# TASK BRIEF
Gather, from the data below, each line in which the word "name" occurs.
+++
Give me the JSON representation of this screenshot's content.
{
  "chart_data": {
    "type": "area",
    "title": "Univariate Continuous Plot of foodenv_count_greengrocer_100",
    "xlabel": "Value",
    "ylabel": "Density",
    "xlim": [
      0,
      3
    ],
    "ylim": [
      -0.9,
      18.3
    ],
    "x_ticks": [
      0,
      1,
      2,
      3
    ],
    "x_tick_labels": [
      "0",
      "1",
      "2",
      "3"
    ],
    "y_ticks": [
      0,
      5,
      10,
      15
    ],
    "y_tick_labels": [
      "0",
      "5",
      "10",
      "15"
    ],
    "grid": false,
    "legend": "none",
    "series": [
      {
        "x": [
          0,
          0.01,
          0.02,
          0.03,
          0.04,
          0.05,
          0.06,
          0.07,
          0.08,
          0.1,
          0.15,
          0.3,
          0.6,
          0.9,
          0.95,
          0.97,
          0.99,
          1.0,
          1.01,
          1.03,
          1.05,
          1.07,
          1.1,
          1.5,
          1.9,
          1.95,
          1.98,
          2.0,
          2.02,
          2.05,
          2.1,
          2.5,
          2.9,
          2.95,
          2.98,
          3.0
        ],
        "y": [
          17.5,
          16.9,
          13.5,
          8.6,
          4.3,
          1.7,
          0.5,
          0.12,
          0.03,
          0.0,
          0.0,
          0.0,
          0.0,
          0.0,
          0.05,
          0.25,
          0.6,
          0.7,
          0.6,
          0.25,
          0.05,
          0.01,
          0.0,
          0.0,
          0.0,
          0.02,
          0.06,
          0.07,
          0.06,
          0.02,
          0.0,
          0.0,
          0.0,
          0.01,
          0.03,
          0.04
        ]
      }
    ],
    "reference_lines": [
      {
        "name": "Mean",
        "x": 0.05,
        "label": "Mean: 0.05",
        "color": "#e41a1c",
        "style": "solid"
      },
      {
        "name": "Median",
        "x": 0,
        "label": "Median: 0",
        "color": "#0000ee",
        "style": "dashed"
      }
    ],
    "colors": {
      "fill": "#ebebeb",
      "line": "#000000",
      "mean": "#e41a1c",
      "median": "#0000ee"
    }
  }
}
+++
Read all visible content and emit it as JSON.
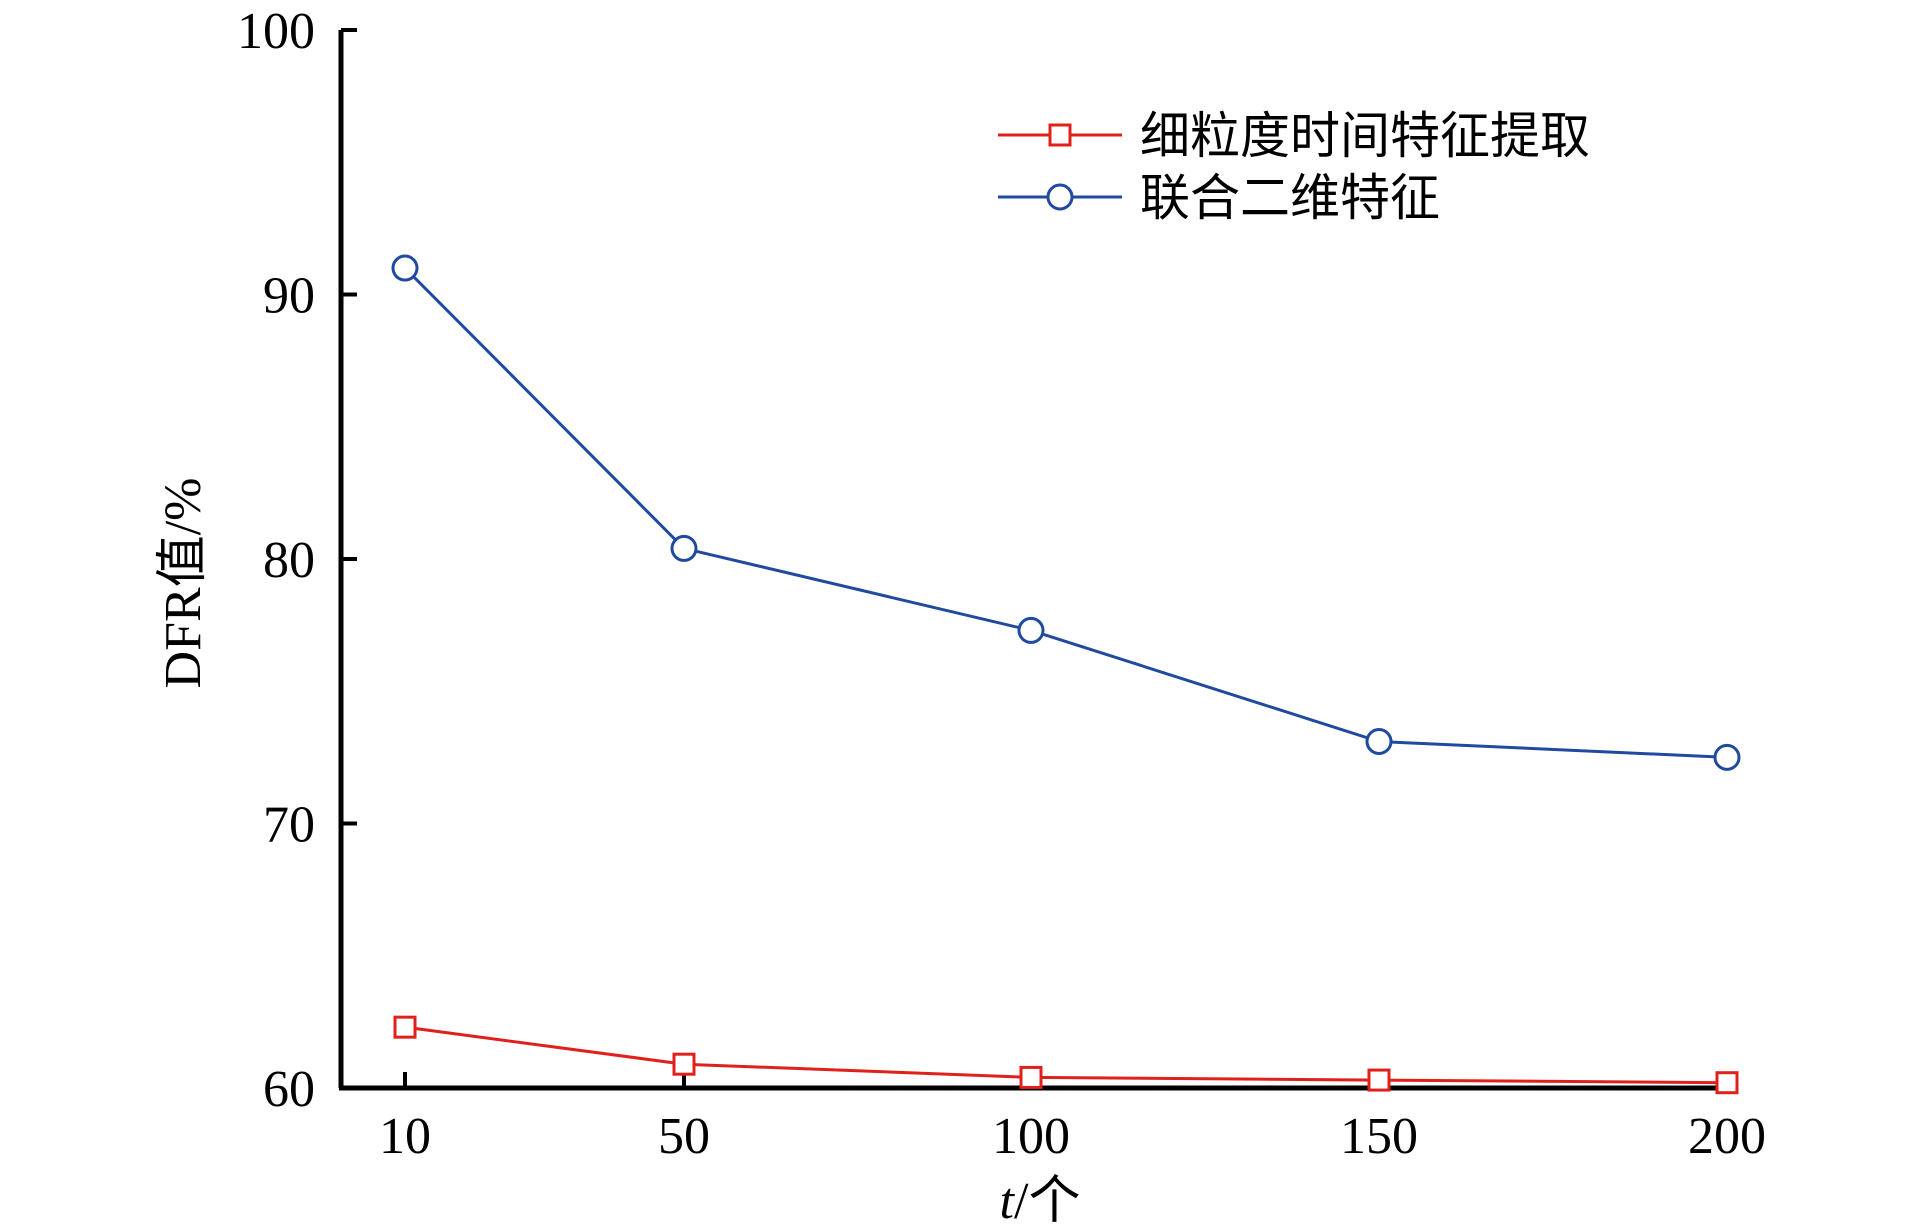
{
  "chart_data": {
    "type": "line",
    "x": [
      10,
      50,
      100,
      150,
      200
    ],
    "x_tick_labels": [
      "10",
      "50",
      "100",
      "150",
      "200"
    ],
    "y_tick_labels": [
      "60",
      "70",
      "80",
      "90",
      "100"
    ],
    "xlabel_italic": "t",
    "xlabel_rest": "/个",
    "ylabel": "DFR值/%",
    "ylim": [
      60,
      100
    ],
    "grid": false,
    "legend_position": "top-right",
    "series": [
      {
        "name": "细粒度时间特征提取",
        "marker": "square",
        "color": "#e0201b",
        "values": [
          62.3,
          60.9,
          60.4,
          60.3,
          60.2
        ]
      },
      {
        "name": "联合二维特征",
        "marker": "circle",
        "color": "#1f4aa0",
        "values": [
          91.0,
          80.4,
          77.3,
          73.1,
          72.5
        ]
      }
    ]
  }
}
+++
# RESPONSE
        "name": "Mean",
        "name": "Median",
        "name": "细粒度时间特征提取",
        "name": "联合二维特征",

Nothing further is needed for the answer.